▶ _Problem_:
Please transcribe the data that follows without the pictures, keeping every word the same.

▶ _Information shown_:
##########

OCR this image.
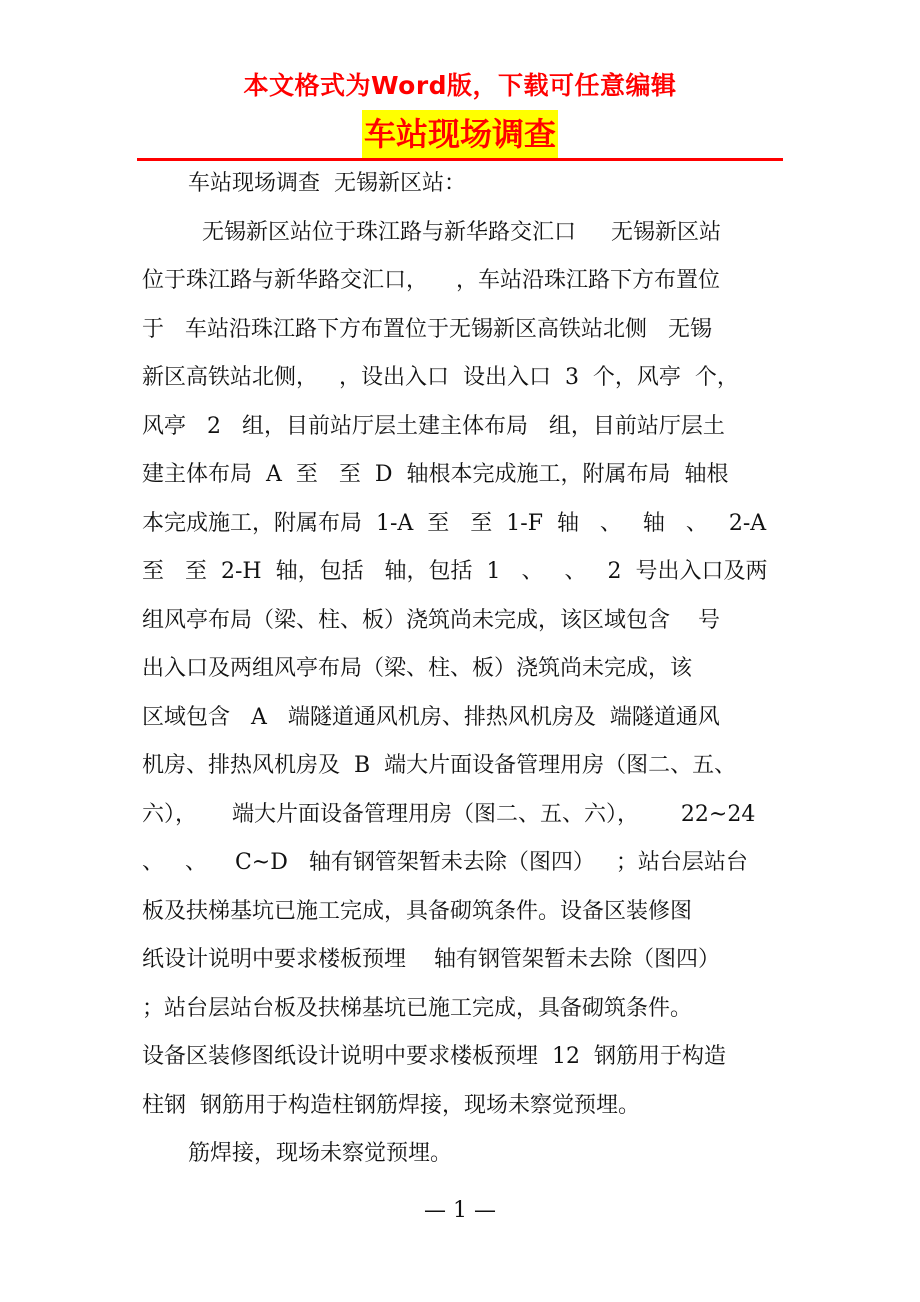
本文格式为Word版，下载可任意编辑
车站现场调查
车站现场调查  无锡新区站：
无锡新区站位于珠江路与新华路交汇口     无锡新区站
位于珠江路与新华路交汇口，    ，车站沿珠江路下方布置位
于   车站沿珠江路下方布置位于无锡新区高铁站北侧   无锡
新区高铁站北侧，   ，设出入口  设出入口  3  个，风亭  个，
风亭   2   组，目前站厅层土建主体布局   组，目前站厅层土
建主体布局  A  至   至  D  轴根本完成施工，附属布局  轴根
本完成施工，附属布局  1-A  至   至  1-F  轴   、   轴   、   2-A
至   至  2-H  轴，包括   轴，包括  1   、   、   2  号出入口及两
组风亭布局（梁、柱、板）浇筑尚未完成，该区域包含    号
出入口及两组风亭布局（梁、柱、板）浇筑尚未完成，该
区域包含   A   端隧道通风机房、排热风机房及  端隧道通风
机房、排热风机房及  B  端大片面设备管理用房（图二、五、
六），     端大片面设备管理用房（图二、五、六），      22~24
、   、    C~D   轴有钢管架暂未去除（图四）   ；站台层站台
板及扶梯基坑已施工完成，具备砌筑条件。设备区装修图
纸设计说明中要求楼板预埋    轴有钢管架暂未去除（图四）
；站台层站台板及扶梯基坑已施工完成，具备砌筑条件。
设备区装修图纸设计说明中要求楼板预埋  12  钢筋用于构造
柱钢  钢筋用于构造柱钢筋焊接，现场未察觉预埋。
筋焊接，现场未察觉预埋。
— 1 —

##########

▶ _Task solution_:
OCR this image.
本文格式为Word版，下载可任意编辑
车站现场调查
车站现场调查  无锡新区站：
无锡新区站位于珠江路与新华路交汇口     无锡新区站
位于珠江路与新华路交汇口，    ，车站沿珠江路下方布置位
于   车站沿珠江路下方布置位于无锡新区高铁站北侧   无锡
新区高铁站北侧，   ，设出入口  设出入口  3  个，风亭  个，
风亭   2   组，目前站厅层土建主体布局   组，目前站厅层土
建主体布局  A  至   至  D  轴根本完成施工，附属布局  轴根
本完成施工，附属布局  1-A  至   至  1-F  轴   、   轴   、   2-A
至   至  2-H  轴，包括   轴，包括  1   、   、   2  号出入口及两
组风亭布局（梁、柱、板）浇筑尚未完成，该区域包含    号
出入口及两组风亭布局（梁、柱、板）浇筑尚未完成，该
区域包含   A   端隧道通风机房、排热风机房及  端隧道通风
机房、排热风机房及  B  端大片面设备管理用房（图二、五、
六），     端大片面设备管理用房（图二、五、六），      22~24
、   、    C~D   轴有钢管架暂未去除（图四）   ；站台层站台
板及扶梯基坑已施工完成，具备砌筑条件。设备区装修图
纸设计说明中要求楼板预埋    轴有钢管架暂未去除（图四）
；站台层站台板及扶梯基坑已施工完成，具备砌筑条件。
设备区装修图纸设计说明中要求楼板预埋  12  钢筋用于构造
柱钢  钢筋用于构造柱钢筋焊接，现场未察觉预埋。
筋焊接，现场未察觉预埋。
— 1 —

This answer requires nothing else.